[TASK DETAILS]
Leave the pictures out. Return all other data exactly.
------------
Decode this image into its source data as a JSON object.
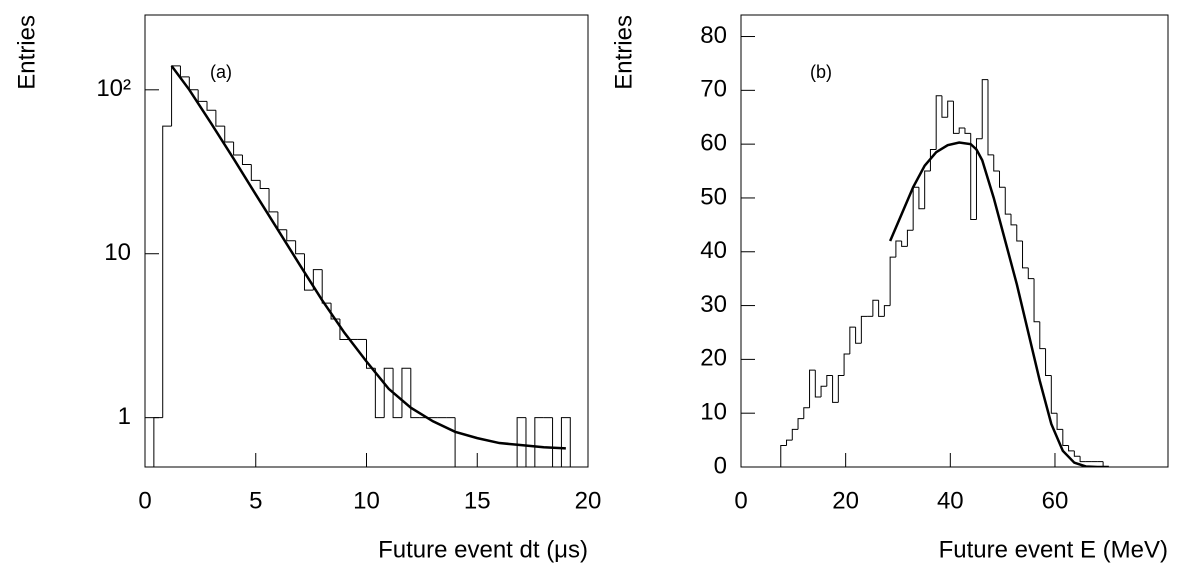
{
  "chart_data": [
    {
      "type": "histogram",
      "color": "#000000",
      "log_y": true,
      "x_label": "Future event dt (μs)",
      "y_label": "Entries",
      "annotation": "(a)",
      "xlim": [
        0,
        20
      ],
      "xticks": [
        0,
        5,
        10,
        15,
        20
      ],
      "ylim": [
        0.5,
        286
      ],
      "yticks": [
        1,
        10,
        {
          "value": 100,
          "label": "10²"
        }
      ],
      "bins": [
        0,
        0.4,
        0.8,
        1.2,
        1.6,
        2.0,
        2.4,
        2.8,
        3.2,
        3.6,
        4.0,
        4.4,
        4.8,
        5.2,
        5.6,
        6.0,
        6.4,
        6.8,
        7.2,
        7.6,
        8.0,
        8.4,
        8.8,
        9.2,
        9.6,
        10.0,
        10.4,
        10.8,
        11.2,
        11.6,
        12.0,
        12.4,
        12.8,
        13.2,
        13.6,
        14.0,
        14.4,
        14.8,
        15.2,
        15.6,
        16.0,
        16.4,
        16.8,
        17.2,
        17.6,
        18.0,
        18.4,
        18.8,
        19.2
      ],
      "values": [
        0,
        1,
        60,
        140,
        120,
        100,
        85,
        75,
        60,
        48,
        40,
        35,
        28,
        25,
        18,
        14,
        12,
        10,
        6,
        8,
        5,
        4,
        3,
        3,
        3,
        2,
        1,
        2,
        1,
        2,
        1,
        1,
        1,
        1,
        1,
        0,
        0,
        0,
        0,
        0,
        0,
        0,
        1,
        0,
        1,
        1,
        0,
        1
      ],
      "fit": {
        "x": [
          1.2,
          2,
          3,
          4,
          5,
          6,
          7,
          8,
          9,
          10,
          11,
          12,
          13,
          14,
          15,
          16,
          17,
          18,
          19
        ],
        "y": [
          140,
          100,
          62,
          38,
          23,
          14,
          8.5,
          5.2,
          3.3,
          2.2,
          1.5,
          1.15,
          0.95,
          0.82,
          0.75,
          0.7,
          0.68,
          0.66,
          0.65
        ]
      }
    },
    {
      "type": "histogram",
      "color": "#000000",
      "log_y": false,
      "x_label": "Future event E (MeV)",
      "y_label": "Entries",
      "annotation": "(b)",
      "xlim": [
        0,
        81.6
      ],
      "xticks": [
        0,
        20,
        40,
        60
      ],
      "ylim": [
        0,
        84
      ],
      "yticks": [
        0,
        10,
        20,
        30,
        40,
        50,
        60,
        70,
        80
      ],
      "bins": [
        6.5,
        7.6,
        8.7,
        9.8,
        10.9,
        12.0,
        13.1,
        14.2,
        15.3,
        16.4,
        17.5,
        18.6,
        19.7,
        20.8,
        21.9,
        23.0,
        24.1,
        25.2,
        26.3,
        27.4,
        28.5,
        29.6,
        30.7,
        31.8,
        32.9,
        34.0,
        35.1,
        36.2,
        37.3,
        38.4,
        39.5,
        40.6,
        41.7,
        42.8,
        43.9,
        45.0,
        46.1,
        47.2,
        48.3,
        49.4,
        50.5,
        51.6,
        52.7,
        53.8,
        54.9,
        56.0,
        57.1,
        58.2,
        59.3,
        60.4,
        61.5,
        62.6,
        63.7,
        64.8,
        65.9,
        67.0,
        68.1,
        69.2,
        70.3
      ],
      "values": [
        0,
        4,
        5,
        7,
        9,
        11,
        18,
        13,
        15,
        17,
        12,
        17,
        21,
        26,
        23,
        28,
        28,
        31,
        28,
        30,
        39,
        42,
        41,
        44,
        52,
        48,
        55,
        59,
        69,
        65,
        68,
        62,
        63,
        62,
        46,
        61,
        72,
        58,
        55,
        52,
        47,
        45,
        42,
        37,
        35,
        27,
        22,
        17,
        10,
        7,
        4,
        3,
        2,
        1,
        1,
        1,
        1,
        0
      ],
      "fit": {
        "x": [
          28.5,
          30.7,
          32.9,
          35.1,
          37.3,
          39.5,
          41.7,
          43.9,
          45.0,
          46.1,
          48.3,
          50.5,
          52.7,
          54.9,
          57.1,
          59.3,
          61.5,
          63.7,
          65.9,
          68.1,
          70.3
        ],
        "y": [
          42,
          47,
          52,
          56,
          58.5,
          59.8,
          60.3,
          60,
          59,
          57,
          50,
          42,
          34,
          25,
          16,
          8,
          3,
          0.8,
          0.1,
          0,
          0
        ]
      }
    }
  ]
}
------------
[ANSWER TO THIS PROBLEM]
Decode this image into its source data as a JSON object.
{
  "chart_data": [
    {
      "type": "histogram",
      "color": "#000000",
      "log_y": true,
      "x_label": "Future event dt (μs)",
      "y_label": "Entries",
      "annotation": "(a)",
      "xlim": [
        0,
        20
      ],
      "xticks": [
        0,
        5,
        10,
        15,
        20
      ],
      "ylim": [
        0.5,
        286
      ],
      "yticks": [
        1,
        10,
        {
          "value": 100,
          "label": "10²"
        }
      ],
      "bins": [
        0,
        0.4,
        0.8,
        1.2,
        1.6,
        2.0,
        2.4,
        2.8,
        3.2,
        3.6,
        4.0,
        4.4,
        4.8,
        5.2,
        5.6,
        6.0,
        6.4,
        6.8,
        7.2,
        7.6,
        8.0,
        8.4,
        8.8,
        9.2,
        9.6,
        10.0,
        10.4,
        10.8,
        11.2,
        11.6,
        12.0,
        12.4,
        12.8,
        13.2,
        13.6,
        14.0,
        14.4,
        14.8,
        15.2,
        15.6,
        16.0,
        16.4,
        16.8,
        17.2,
        17.6,
        18.0,
        18.4,
        18.8,
        19.2
      ],
      "values": [
        0,
        1,
        60,
        140,
        120,
        100,
        85,
        75,
        60,
        48,
        40,
        35,
        28,
        25,
        18,
        14,
        12,
        10,
        6,
        8,
        5,
        4,
        3,
        3,
        3,
        2,
        1,
        2,
        1,
        2,
        1,
        1,
        1,
        1,
        1,
        0,
        0,
        0,
        0,
        0,
        0,
        0,
        1,
        0,
        1,
        1,
        0,
        1
      ],
      "fit": {
        "x": [
          1.2,
          2,
          3,
          4,
          5,
          6,
          7,
          8,
          9,
          10,
          11,
          12,
          13,
          14,
          15,
          16,
          17,
          18,
          19
        ],
        "y": [
          140,
          100,
          62,
          38,
          23,
          14,
          8.5,
          5.2,
          3.3,
          2.2,
          1.5,
          1.15,
          0.95,
          0.82,
          0.75,
          0.7,
          0.68,
          0.66,
          0.65
        ]
      }
    },
    {
      "type": "histogram",
      "color": "#000000",
      "log_y": false,
      "x_label": "Future event E (MeV)",
      "y_label": "Entries",
      "annotation": "(b)",
      "xlim": [
        0,
        81.6
      ],
      "xticks": [
        0,
        20,
        40,
        60
      ],
      "ylim": [
        0,
        84
      ],
      "yticks": [
        0,
        10,
        20,
        30,
        40,
        50,
        60,
        70,
        80
      ],
      "bins": [
        6.5,
        7.6,
        8.7,
        9.8,
        10.9,
        12.0,
        13.1,
        14.2,
        15.3,
        16.4,
        17.5,
        18.6,
        19.7,
        20.8,
        21.9,
        23.0,
        24.1,
        25.2,
        26.3,
        27.4,
        28.5,
        29.6,
        30.7,
        31.8,
        32.9,
        34.0,
        35.1,
        36.2,
        37.3,
        38.4,
        39.5,
        40.6,
        41.7,
        42.8,
        43.9,
        45.0,
        46.1,
        47.2,
        48.3,
        49.4,
        50.5,
        51.6,
        52.7,
        53.8,
        54.9,
        56.0,
        57.1,
        58.2,
        59.3,
        60.4,
        61.5,
        62.6,
        63.7,
        64.8,
        65.9,
        67.0,
        68.1,
        69.2,
        70.3
      ],
      "values": [
        0,
        4,
        5,
        7,
        9,
        11,
        18,
        13,
        15,
        17,
        12,
        17,
        21,
        26,
        23,
        28,
        28,
        31,
        28,
        30,
        39,
        42,
        41,
        44,
        52,
        48,
        55,
        59,
        69,
        65,
        68,
        62,
        63,
        62,
        46,
        61,
        72,
        58,
        55,
        52,
        47,
        45,
        42,
        37,
        35,
        27,
        22,
        17,
        10,
        7,
        4,
        3,
        2,
        1,
        1,
        1,
        1,
        0
      ],
      "fit": {
        "x": [
          28.5,
          30.7,
          32.9,
          35.1,
          37.3,
          39.5,
          41.7,
          43.9,
          45.0,
          46.1,
          48.3,
          50.5,
          52.7,
          54.9,
          57.1,
          59.3,
          61.5,
          63.7,
          65.9,
          68.1,
          70.3
        ],
        "y": [
          42,
          47,
          52,
          56,
          58.5,
          59.8,
          60.3,
          60,
          59,
          57,
          50,
          42,
          34,
          25,
          16,
          8,
          3,
          0.8,
          0.1,
          0,
          0
        ]
      }
    }
  ]
}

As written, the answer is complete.